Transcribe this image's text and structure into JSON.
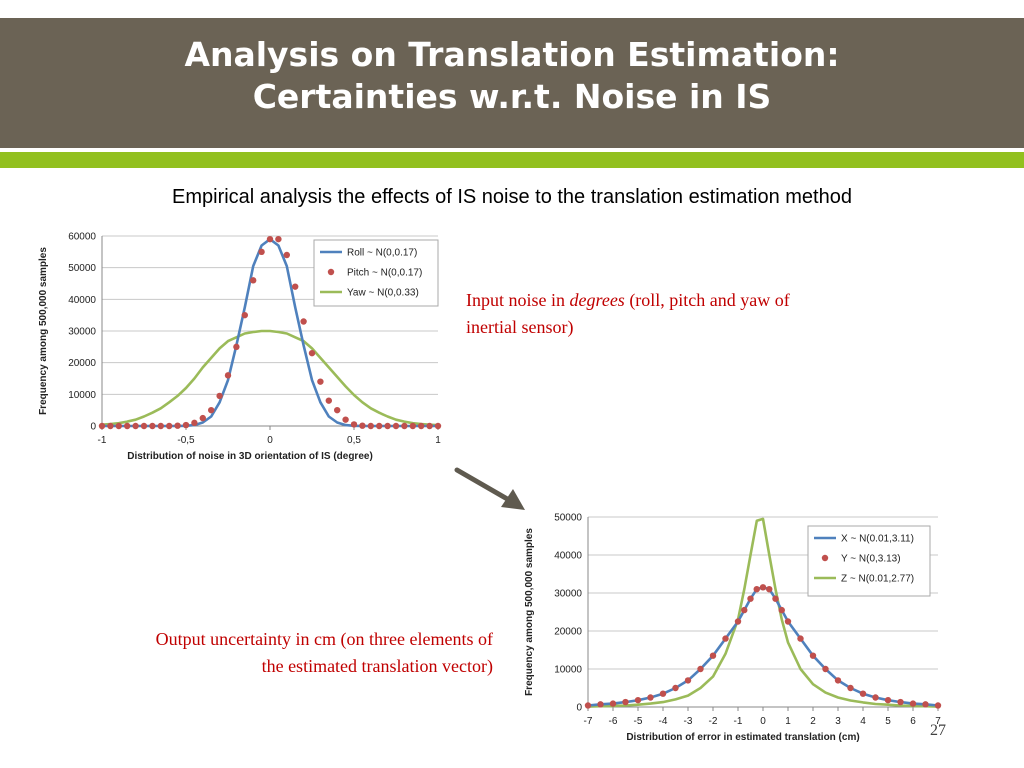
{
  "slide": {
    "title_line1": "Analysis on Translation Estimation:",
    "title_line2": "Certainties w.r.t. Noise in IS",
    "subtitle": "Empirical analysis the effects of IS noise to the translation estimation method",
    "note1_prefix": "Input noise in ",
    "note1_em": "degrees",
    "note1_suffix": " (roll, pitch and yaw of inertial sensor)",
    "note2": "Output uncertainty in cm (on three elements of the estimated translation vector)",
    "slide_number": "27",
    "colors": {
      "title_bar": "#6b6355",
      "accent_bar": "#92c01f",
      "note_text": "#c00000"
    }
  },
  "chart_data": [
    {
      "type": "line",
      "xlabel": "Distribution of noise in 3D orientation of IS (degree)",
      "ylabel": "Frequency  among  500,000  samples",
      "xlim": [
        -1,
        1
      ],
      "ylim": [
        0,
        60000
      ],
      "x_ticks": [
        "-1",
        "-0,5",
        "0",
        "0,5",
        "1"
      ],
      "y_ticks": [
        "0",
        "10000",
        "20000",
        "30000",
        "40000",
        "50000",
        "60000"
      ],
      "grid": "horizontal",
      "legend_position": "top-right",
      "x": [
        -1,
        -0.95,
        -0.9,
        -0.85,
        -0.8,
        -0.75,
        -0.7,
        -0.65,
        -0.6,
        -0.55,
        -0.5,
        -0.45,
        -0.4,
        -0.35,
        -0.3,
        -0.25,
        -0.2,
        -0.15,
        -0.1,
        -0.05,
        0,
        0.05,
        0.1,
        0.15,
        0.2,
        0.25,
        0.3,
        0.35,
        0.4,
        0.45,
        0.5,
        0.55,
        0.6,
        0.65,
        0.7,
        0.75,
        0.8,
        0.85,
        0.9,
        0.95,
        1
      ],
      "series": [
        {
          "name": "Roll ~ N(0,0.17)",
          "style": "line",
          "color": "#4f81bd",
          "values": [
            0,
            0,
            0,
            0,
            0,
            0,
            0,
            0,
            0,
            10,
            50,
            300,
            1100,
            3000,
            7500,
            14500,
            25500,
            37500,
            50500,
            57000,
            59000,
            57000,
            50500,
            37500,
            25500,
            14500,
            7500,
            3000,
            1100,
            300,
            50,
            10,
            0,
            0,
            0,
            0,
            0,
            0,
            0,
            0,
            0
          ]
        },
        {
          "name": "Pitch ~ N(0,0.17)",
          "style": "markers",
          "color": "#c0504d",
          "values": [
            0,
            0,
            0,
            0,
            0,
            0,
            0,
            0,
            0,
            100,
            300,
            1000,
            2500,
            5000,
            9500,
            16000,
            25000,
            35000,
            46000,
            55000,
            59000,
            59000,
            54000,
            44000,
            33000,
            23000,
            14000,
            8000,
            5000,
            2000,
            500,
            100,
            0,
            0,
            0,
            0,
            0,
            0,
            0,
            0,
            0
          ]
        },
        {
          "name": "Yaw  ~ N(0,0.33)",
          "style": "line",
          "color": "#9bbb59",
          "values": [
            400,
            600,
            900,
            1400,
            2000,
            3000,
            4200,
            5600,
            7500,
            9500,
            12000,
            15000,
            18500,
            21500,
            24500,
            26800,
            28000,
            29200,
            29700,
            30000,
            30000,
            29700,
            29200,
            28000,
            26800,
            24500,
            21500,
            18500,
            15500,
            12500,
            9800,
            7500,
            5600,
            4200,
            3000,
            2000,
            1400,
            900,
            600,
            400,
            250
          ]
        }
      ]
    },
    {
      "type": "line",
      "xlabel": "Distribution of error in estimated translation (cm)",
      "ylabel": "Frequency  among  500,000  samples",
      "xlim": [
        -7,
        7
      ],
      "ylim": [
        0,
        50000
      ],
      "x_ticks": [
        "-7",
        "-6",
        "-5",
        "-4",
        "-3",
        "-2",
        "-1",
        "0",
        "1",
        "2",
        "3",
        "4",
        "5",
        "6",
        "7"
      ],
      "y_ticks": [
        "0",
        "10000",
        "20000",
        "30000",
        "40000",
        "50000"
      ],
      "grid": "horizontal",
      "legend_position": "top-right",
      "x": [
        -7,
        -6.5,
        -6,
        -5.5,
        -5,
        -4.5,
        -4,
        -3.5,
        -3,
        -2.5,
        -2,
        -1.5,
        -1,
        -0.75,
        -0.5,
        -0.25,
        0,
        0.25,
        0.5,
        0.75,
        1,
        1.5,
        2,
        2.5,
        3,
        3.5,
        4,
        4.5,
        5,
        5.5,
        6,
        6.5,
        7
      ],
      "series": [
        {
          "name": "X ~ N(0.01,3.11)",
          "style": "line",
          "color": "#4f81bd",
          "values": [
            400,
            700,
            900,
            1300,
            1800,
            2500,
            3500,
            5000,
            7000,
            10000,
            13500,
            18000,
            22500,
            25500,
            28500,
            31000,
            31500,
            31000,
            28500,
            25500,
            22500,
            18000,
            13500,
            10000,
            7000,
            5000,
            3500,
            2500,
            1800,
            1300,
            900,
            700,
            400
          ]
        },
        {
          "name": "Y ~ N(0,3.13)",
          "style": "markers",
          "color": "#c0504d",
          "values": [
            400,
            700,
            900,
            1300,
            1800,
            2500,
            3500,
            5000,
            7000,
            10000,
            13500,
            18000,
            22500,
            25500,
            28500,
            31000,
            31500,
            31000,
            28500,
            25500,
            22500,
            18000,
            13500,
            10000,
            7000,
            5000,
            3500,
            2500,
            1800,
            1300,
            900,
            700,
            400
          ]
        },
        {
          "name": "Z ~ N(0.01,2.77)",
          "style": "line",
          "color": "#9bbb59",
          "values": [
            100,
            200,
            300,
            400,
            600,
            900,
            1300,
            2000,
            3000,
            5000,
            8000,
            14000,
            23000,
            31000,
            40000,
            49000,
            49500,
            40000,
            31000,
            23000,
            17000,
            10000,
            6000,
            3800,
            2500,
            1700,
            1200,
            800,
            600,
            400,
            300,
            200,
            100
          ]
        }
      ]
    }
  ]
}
****************
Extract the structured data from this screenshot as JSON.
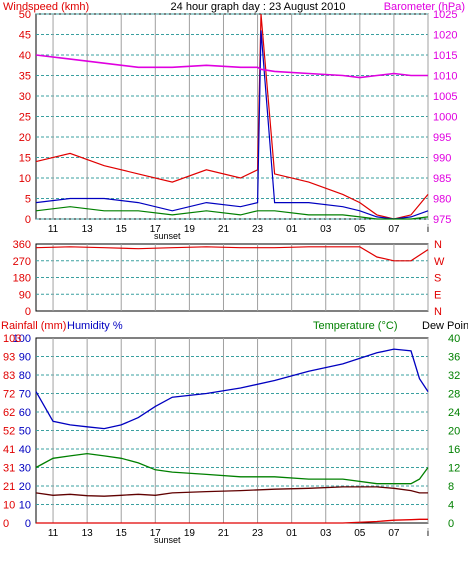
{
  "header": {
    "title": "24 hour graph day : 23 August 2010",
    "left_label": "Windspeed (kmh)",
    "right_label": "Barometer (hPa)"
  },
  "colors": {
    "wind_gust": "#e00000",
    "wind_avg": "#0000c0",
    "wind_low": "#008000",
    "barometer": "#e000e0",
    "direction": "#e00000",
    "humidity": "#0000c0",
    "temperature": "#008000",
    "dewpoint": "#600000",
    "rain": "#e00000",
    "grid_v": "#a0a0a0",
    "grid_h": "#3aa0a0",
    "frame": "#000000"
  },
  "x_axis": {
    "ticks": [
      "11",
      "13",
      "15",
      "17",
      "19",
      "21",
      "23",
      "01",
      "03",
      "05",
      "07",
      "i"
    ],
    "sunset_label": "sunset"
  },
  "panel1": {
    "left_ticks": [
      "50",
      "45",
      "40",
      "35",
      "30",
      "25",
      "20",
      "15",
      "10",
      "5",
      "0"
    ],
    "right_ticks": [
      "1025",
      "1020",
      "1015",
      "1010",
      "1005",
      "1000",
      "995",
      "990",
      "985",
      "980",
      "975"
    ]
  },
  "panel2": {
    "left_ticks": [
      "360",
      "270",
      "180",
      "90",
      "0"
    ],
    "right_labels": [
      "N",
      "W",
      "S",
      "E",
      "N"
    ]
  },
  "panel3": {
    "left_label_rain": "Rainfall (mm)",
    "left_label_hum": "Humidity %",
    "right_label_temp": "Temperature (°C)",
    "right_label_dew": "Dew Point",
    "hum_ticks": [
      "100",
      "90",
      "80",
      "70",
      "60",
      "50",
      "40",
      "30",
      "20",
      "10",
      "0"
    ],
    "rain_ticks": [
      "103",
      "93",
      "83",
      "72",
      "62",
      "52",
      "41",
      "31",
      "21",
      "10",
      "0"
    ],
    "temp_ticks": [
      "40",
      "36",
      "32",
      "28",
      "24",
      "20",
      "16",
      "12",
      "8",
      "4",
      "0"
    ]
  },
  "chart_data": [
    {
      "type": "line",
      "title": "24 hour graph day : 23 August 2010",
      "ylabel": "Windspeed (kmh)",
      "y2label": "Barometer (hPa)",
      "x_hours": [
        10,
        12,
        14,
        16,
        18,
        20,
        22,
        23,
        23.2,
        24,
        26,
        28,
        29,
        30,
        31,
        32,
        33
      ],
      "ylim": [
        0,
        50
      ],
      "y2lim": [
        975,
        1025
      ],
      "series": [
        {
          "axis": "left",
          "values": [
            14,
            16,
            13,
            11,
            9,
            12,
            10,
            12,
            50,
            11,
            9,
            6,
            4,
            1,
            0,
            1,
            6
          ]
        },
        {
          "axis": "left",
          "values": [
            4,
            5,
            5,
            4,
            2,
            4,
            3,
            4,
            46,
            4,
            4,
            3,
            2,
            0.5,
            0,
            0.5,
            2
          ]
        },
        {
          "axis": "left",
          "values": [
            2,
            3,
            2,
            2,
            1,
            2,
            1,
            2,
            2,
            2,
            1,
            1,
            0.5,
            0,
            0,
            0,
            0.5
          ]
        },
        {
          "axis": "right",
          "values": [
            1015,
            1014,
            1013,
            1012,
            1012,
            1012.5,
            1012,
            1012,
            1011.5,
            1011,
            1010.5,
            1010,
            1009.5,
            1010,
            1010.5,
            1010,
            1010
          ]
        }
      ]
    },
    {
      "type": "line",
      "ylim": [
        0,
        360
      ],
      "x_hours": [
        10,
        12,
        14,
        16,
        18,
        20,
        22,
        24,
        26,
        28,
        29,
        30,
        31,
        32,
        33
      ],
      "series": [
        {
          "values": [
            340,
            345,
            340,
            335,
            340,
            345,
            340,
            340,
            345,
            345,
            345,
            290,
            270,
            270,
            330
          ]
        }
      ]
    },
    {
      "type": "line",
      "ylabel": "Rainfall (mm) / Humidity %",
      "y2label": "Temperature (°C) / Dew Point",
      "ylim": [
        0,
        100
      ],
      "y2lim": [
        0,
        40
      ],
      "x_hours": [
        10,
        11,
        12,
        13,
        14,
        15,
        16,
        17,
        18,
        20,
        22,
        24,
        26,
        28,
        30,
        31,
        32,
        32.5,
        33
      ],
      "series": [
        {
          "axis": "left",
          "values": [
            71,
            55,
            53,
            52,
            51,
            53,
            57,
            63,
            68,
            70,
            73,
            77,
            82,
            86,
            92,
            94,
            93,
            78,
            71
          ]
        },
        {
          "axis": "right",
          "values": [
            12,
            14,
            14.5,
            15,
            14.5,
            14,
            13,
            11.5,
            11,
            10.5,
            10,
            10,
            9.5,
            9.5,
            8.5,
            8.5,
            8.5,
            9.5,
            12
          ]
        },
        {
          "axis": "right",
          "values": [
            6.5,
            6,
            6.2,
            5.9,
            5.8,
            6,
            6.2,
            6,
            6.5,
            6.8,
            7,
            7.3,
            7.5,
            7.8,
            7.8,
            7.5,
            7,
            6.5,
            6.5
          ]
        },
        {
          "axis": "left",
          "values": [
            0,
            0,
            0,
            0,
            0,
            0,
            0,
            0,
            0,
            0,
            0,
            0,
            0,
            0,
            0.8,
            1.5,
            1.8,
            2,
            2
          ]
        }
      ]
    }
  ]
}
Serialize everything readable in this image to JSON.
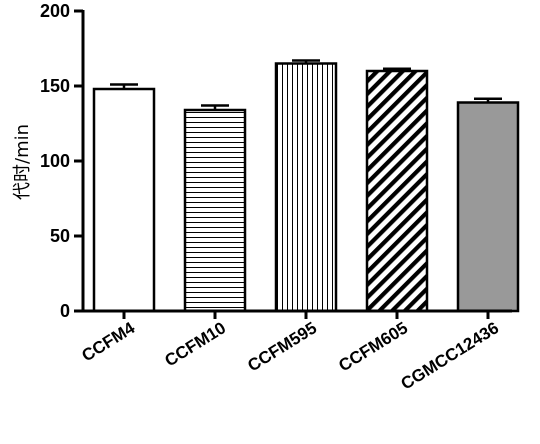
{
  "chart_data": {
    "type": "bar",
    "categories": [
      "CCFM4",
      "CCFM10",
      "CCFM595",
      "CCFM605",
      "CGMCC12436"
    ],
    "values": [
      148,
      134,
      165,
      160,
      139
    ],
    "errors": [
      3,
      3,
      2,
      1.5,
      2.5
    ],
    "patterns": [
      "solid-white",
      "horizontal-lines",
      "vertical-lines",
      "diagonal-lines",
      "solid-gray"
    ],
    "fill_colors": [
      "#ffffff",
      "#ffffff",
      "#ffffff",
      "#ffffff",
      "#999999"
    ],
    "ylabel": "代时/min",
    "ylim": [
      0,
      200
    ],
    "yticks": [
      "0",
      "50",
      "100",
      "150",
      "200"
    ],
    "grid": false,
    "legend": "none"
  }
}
****************
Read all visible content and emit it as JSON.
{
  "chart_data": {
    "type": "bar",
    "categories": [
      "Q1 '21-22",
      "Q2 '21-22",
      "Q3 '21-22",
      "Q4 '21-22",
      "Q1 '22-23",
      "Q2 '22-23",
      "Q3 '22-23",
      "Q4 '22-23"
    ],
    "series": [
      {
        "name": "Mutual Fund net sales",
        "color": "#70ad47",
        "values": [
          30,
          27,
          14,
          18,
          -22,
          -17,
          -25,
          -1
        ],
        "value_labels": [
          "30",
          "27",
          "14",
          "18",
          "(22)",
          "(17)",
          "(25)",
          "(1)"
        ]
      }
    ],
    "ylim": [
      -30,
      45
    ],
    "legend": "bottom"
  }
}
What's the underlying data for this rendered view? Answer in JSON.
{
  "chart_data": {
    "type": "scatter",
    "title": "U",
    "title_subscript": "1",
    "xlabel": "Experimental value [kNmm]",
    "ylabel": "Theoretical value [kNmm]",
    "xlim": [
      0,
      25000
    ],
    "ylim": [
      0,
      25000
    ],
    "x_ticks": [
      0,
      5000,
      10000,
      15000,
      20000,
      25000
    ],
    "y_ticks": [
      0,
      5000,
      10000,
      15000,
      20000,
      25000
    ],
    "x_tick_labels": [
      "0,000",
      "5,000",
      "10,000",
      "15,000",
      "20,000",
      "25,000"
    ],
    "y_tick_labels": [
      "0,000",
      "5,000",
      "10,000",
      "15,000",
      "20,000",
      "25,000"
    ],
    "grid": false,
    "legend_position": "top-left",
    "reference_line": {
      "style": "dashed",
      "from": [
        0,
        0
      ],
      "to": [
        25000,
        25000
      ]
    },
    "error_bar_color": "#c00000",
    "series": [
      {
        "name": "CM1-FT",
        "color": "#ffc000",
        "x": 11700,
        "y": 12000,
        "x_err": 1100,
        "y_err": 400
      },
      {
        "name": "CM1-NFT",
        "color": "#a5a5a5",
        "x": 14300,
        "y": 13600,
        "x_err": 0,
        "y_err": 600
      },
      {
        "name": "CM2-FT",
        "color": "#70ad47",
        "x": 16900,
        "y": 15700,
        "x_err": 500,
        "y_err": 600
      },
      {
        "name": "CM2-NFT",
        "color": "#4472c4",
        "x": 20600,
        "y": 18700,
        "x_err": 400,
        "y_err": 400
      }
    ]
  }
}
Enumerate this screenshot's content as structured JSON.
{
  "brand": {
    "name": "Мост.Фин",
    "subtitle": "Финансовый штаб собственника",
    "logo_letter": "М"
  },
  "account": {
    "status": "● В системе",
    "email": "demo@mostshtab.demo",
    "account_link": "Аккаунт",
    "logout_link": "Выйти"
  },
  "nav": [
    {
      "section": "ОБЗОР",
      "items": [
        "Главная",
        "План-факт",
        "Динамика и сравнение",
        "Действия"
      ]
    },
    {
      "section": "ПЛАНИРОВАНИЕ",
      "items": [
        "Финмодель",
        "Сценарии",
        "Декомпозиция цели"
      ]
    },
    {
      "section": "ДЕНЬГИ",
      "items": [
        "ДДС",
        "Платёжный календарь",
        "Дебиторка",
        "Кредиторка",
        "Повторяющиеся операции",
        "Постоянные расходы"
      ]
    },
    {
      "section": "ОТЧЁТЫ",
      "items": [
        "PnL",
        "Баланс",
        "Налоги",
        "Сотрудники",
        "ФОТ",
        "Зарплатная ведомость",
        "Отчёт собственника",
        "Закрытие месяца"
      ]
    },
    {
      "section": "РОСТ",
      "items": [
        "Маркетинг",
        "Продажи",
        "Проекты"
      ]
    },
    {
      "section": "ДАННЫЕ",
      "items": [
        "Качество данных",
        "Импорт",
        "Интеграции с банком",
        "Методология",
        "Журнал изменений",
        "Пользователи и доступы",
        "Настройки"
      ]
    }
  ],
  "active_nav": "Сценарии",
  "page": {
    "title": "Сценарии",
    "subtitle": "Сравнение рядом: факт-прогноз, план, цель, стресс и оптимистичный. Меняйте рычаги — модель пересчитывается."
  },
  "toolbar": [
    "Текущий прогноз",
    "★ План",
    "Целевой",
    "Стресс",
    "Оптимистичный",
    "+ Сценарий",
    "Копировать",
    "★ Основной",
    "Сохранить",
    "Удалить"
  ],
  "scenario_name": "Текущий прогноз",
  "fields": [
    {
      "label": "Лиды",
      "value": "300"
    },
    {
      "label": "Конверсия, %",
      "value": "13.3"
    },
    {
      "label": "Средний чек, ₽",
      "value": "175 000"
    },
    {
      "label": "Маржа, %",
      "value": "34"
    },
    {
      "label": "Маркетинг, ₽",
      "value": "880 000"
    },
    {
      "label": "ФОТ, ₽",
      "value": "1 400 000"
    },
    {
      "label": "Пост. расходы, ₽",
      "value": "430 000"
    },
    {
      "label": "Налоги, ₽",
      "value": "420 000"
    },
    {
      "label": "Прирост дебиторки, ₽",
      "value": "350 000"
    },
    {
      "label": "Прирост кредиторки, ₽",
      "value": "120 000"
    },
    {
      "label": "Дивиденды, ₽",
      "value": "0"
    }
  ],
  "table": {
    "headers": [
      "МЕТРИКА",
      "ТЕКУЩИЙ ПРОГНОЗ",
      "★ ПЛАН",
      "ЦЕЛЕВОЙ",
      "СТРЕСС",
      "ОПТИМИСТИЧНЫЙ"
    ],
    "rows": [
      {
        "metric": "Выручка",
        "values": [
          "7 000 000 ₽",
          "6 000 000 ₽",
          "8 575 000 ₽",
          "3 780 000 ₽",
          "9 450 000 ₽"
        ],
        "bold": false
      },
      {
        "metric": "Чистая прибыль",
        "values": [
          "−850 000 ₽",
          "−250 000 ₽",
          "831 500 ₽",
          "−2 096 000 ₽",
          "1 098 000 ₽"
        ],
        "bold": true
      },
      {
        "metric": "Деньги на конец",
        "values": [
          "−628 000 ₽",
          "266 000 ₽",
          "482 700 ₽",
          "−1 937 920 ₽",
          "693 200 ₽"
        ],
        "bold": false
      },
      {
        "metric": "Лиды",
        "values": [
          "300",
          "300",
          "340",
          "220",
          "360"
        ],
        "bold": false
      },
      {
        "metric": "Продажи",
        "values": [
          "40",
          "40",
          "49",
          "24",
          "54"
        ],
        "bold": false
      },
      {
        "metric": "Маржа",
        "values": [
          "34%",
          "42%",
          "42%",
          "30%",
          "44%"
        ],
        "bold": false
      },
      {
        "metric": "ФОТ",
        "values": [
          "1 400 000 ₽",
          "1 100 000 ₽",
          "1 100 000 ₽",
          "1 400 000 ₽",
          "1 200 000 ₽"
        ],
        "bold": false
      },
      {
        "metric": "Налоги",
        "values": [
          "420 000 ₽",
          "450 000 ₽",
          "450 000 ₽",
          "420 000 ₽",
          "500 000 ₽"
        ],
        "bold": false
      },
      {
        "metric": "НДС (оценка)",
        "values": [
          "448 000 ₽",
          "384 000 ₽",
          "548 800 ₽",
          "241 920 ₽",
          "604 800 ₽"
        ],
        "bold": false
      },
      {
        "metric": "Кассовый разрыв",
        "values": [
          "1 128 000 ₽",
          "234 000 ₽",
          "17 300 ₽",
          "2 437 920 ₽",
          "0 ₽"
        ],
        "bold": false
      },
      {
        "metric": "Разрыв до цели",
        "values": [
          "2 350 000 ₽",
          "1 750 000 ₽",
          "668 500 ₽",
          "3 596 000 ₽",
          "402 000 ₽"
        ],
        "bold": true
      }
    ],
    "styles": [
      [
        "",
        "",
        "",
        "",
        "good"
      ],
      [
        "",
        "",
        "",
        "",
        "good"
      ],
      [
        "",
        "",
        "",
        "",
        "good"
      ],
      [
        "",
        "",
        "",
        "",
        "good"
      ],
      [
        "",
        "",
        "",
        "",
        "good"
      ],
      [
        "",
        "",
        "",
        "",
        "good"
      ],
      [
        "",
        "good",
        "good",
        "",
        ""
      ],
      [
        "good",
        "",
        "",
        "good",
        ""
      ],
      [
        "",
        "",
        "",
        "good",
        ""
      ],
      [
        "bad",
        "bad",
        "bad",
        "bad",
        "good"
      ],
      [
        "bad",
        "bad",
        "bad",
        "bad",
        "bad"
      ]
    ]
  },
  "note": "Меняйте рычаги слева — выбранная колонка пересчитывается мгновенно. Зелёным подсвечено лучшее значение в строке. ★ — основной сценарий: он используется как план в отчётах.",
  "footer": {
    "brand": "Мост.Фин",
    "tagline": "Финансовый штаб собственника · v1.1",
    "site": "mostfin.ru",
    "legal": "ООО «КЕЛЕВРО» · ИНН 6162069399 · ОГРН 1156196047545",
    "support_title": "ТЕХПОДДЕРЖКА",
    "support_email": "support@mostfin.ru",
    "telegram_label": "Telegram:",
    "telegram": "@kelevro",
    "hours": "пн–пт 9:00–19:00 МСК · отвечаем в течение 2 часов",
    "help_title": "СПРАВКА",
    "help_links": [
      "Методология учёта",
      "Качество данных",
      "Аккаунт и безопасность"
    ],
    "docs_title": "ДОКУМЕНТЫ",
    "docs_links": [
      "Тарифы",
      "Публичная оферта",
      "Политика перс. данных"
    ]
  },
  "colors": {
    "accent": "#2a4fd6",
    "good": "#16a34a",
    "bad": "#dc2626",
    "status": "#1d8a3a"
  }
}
****************
§ **EXERCISE INSTRUCTIONS**: Extract, from the material above, each line holding the word "рычаги".

§ **ANSWER TO THE EXERCISE**:
    "subtitle": "Сравнение рядом: факт-прогноз, план, цель, стресс и оптимистичный. Меняйте рычаги — модель пересчитывается."
  "note": "Меняйте рычаги слева — выбранная колонка пересчитывается мгновенно. Зелёным подсвечено лучшее значение в строке. ★ — основной сценарий: он используется как план в отчётах.",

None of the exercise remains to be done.